SVD Low-Rank Approximation Algorithm

In summary, the conversation discusses the use of SVD for low-rank approximation and its mathematical properties, as well as efficient ways to calculate it for large matrices. It is recommended to use existing linear algebra software such as LAPACK or ARPACK, and not to write code for the Lanczos method unless extensive research is done. The possibility of using Apache Mahout for machine learning and dimensional reduction is also mentioned, as well as the use of GPUs for faster matrix calculations.
  • #1
TheOldHag
44
3
I'm looking for a concise description of an algorithm for low-rank approximation via SVD. I've seen a number of articles referring to Lanczos method and finding eigenvalues but nothing going all the way to determining all the matrices involved in the low-rank SVD of a given matrix.

Any pointers is appreciated.
 
Physics news on Phys.org
  • #2
You can probably split that question into two parts.

1. What are the math (linear algebra) properties of the SVD, how they can be used for least squares fitting, pseudo-inverse matrices, interpreting the meaning of ignoring (or setting to zero) some of the singular values, etc.

2. How to calculate the SVD efficiently, especially for large matrices.

A (very short and cryptic) answer to (1) is that the SVD of a matrix ##A## is closely related to the eigenvalues and vectors of the matrices ##A^TA## and ##AA^T##. Books and course notes on numerical methods and/or linear algebra should have the details.

For (2), you probably don't really want to know. If you want to calculate SVDs, use the routines from a library like LAPACK, or ARPACK for very large problems.

IIRC the "Numerical Recipes" book has a reasonable description of (1), and some (state of the art in the 1960s) computer code for (2). Old versions of "NR" are free, from here. http://www.nr.com/oldverswitcher.html

Lanczos methods are more or less the current state of the art for very large eigenproblems, but the difference between the basic math (which is simple enough) and computer code that actually works lies in some subtle details about dealing with rounding errors, etc. The math behind Lanczos dates back to the 1940s or 50s, but it took untll the 1980s before anybody figured out how to make it work reliably as a numerical method. (In fact Wilkinson's classic book of the 1960s, "The Algebraic Eigenvalue Problem", "proved" that it was nice in theory but useless in practice!) You most definitely don't want to be write your own code for the Lanczos method, unless you do a LOT of research first.

RECORDS SHOWN ::
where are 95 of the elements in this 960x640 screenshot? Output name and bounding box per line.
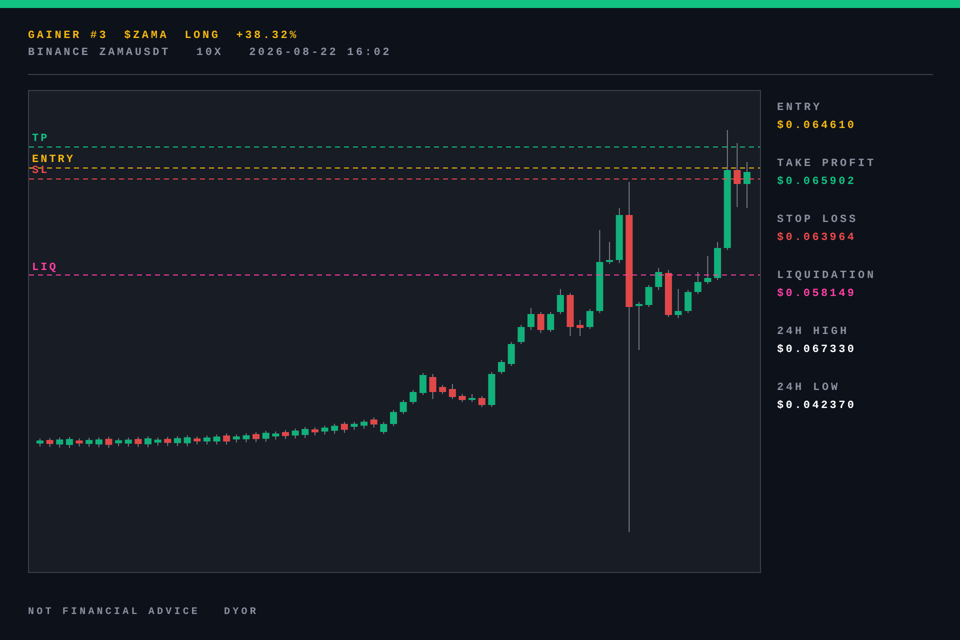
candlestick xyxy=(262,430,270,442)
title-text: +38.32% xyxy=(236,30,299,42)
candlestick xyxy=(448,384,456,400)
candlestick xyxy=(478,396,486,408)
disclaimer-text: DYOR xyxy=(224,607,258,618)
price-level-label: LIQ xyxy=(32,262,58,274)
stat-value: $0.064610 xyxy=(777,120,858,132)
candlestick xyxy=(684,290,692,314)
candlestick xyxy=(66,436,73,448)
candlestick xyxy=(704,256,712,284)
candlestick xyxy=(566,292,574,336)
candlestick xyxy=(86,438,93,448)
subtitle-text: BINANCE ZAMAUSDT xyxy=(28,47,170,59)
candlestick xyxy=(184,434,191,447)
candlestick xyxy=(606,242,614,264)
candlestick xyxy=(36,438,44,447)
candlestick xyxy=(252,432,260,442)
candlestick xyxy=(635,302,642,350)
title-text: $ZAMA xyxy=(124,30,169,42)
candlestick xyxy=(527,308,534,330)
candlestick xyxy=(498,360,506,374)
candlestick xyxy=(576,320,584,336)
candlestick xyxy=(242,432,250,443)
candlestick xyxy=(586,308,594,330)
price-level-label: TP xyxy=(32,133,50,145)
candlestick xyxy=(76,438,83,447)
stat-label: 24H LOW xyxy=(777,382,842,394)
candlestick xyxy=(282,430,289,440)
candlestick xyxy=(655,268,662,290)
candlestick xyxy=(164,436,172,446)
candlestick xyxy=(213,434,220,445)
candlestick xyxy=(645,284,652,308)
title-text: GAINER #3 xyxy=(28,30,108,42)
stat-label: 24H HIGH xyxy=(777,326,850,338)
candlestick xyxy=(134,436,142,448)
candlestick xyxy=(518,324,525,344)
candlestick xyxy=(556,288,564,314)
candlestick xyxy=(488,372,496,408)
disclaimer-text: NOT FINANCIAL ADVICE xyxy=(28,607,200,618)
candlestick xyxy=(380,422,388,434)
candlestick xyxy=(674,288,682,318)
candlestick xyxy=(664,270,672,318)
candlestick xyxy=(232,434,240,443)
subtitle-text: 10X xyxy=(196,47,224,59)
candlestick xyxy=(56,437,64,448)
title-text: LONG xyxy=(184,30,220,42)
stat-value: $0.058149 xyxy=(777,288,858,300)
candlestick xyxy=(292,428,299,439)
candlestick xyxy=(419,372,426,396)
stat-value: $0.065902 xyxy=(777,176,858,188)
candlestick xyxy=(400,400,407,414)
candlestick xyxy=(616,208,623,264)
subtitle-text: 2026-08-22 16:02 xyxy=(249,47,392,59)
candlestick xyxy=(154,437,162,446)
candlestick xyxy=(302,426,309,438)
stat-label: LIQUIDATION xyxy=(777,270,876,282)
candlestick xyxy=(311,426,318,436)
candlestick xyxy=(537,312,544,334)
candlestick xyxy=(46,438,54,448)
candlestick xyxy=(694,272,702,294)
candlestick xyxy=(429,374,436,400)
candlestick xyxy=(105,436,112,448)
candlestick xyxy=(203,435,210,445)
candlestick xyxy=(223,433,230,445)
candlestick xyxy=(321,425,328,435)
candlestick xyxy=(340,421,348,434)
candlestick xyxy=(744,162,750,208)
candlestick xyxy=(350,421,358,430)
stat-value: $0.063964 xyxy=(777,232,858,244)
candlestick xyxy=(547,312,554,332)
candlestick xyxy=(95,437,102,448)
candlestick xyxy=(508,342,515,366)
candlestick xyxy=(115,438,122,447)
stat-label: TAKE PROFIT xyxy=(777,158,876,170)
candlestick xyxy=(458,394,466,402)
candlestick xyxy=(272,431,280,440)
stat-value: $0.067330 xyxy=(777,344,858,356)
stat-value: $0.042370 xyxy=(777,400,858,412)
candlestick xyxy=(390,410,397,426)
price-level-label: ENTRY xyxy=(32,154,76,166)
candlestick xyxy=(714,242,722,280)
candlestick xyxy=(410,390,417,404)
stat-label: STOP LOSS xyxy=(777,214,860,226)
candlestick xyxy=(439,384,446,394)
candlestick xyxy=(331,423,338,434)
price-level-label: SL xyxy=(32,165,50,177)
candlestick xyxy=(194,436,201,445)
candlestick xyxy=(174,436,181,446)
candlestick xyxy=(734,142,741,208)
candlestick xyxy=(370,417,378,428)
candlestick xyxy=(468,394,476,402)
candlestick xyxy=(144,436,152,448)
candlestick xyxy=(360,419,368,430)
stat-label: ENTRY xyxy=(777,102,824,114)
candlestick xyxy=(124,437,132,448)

TASKS TO CARRY OUT ::
[a] Check whether each statement below agrees with the SVD thread, answering yes or no and quoting the deciding words: (i) the math behind the Lanczos method dates from the 1980s; (ii) ARPACK is suggested for very large problems; (iii) old versions of "Numerical Recipes" are free.
[b] Render this sentence from the SVD thread in Spanish: "Books and course notes on numerical methods and/or linear algebra should have the details."
[c] Please extend the SVD thread with a further reply that picks up after its final sentence.

OUTPUTS FOR THE TASKS ::
[a]
(i) No: "The math behind Lanczos dates back to the 1940s or 50s"
(ii) Yes: "use the routines from a library like LAPACK, or ARPACK for very large problems"
(iii) Yes: "Old versions of "NR" are free"

[b] Los libros y los apuntes de curso sobre métodos numéricos y/o álgebra lineal deberían tener los detalles.

[c]
  • #3
Thanks for the note. Is that to say ARPACK is for large spare matrices. I'm looking at something on the order of 1,000,000 rows and columns for text mining. These columns would be document term vectors and since most documents will only have a small number of terms with respect to the total term vocabulary this would be a pretty spare matrix. Would ARPACK be better for this or would LAPACK be good enough.
 
  • #4
When you say"...1,000,000 rows and columns..." do you mean 1,000,000 rows AND 1,000,000 columns? In other words a matrix of 10^12 elements (as a dense matrix)?

Do you have any idea how long it's going to take to calculate a SVD for that matrix?

AlephZero is right on the money when he says "You most definitely don't want to be write your own code for the Lanczos method, unless you do a LOT of research first."

You need to use already existing linear algebra software, written by people with years of experience doing this. Writing code to handle sparse matrices would be even more difficult.

Just to give you an example, Mathematica in its current incarnation has highly optimized code for this, including special routines for sparse matrices.

I created a 10000x10000 tridiagonal matrix with random floating point numbers on the 3 diagonals and had Mathematica calculate the first 5 singular values, treating the matrix as a dense matrix. It took 336 seconds on a fast Intel quad core machine with a solid state hard drive.

Converting the dense matrix to a sparse matrix, Mathematica took .203 seconds to calculate the first 5 singular values.

If the time scaled up linearly (which it doesn't), calculating the first 5 singular values of your 1000000x1000000 dense matrix would take 3360000 seconds.

Just the storage for your proposed matrix, as a dense matrix, would take 1000 gigabytes if you only allocated 1 byte per element of the matrix.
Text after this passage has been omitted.